- WHAT YOU NEED TO DO -
Among the lines below, count those containing the word "שמואל". Give the number only.

- Records -
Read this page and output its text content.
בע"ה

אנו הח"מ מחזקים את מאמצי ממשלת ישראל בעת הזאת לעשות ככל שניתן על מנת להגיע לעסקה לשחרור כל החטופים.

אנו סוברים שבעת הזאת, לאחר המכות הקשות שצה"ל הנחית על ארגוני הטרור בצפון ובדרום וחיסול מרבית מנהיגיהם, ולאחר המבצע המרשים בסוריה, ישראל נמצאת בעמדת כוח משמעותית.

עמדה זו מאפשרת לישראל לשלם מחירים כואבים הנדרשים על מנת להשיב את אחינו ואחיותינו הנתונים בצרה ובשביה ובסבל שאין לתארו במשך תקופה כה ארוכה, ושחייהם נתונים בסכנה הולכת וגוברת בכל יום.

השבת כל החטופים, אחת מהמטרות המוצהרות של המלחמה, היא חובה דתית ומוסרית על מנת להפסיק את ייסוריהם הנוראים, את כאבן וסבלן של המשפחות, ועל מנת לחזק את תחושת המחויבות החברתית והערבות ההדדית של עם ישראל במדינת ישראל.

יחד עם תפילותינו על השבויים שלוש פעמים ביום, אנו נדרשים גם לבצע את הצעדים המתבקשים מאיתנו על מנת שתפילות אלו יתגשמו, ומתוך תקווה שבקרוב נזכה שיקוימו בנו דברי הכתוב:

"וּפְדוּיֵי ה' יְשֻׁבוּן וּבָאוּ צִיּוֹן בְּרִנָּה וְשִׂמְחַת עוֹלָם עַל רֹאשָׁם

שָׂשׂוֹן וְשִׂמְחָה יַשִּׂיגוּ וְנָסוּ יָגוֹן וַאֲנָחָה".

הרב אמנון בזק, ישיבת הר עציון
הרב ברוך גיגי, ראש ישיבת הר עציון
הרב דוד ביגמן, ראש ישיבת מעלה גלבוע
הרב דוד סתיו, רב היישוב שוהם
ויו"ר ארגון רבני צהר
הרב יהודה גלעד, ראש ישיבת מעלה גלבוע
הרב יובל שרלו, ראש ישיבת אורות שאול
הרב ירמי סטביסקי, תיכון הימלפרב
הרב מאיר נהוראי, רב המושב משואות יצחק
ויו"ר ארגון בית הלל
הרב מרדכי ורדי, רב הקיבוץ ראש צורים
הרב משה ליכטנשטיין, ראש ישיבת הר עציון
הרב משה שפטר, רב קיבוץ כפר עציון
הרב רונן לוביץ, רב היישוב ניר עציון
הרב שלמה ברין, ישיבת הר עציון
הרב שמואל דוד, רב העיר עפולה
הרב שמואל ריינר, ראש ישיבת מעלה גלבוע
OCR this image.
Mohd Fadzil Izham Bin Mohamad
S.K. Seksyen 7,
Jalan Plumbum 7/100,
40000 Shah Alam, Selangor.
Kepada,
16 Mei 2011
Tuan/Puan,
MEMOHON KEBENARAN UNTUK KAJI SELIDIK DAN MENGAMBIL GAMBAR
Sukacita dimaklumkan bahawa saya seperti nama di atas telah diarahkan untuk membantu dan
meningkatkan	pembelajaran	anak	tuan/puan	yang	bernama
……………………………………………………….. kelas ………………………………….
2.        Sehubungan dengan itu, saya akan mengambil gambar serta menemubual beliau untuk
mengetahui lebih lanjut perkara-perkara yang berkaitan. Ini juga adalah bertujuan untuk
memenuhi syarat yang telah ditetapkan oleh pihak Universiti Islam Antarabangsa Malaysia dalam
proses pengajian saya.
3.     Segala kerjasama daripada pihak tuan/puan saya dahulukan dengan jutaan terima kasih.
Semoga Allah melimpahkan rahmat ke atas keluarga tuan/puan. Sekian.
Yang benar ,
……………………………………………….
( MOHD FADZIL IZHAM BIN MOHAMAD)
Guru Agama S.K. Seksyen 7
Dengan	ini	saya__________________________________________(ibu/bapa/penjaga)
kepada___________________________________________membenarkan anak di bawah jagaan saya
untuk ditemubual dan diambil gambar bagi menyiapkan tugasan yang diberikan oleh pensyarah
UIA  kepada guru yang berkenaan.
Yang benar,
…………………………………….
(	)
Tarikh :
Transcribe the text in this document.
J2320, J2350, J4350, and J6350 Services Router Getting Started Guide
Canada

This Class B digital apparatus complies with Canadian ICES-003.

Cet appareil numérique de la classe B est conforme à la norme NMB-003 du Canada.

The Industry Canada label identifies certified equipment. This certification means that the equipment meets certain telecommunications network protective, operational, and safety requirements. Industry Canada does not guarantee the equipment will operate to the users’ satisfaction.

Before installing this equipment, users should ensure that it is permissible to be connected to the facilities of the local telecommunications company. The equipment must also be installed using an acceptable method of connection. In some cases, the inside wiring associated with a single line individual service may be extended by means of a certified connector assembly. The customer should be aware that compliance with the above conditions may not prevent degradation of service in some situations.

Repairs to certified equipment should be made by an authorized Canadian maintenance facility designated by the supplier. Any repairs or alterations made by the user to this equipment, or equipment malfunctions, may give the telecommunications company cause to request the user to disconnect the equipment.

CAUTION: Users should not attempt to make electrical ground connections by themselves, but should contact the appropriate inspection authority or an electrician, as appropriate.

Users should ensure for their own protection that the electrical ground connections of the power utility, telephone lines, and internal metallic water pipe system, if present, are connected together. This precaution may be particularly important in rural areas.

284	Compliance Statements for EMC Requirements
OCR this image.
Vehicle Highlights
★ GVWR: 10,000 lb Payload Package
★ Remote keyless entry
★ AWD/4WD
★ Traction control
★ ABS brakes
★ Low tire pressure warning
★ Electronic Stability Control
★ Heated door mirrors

- CORRECT ANSWER -
2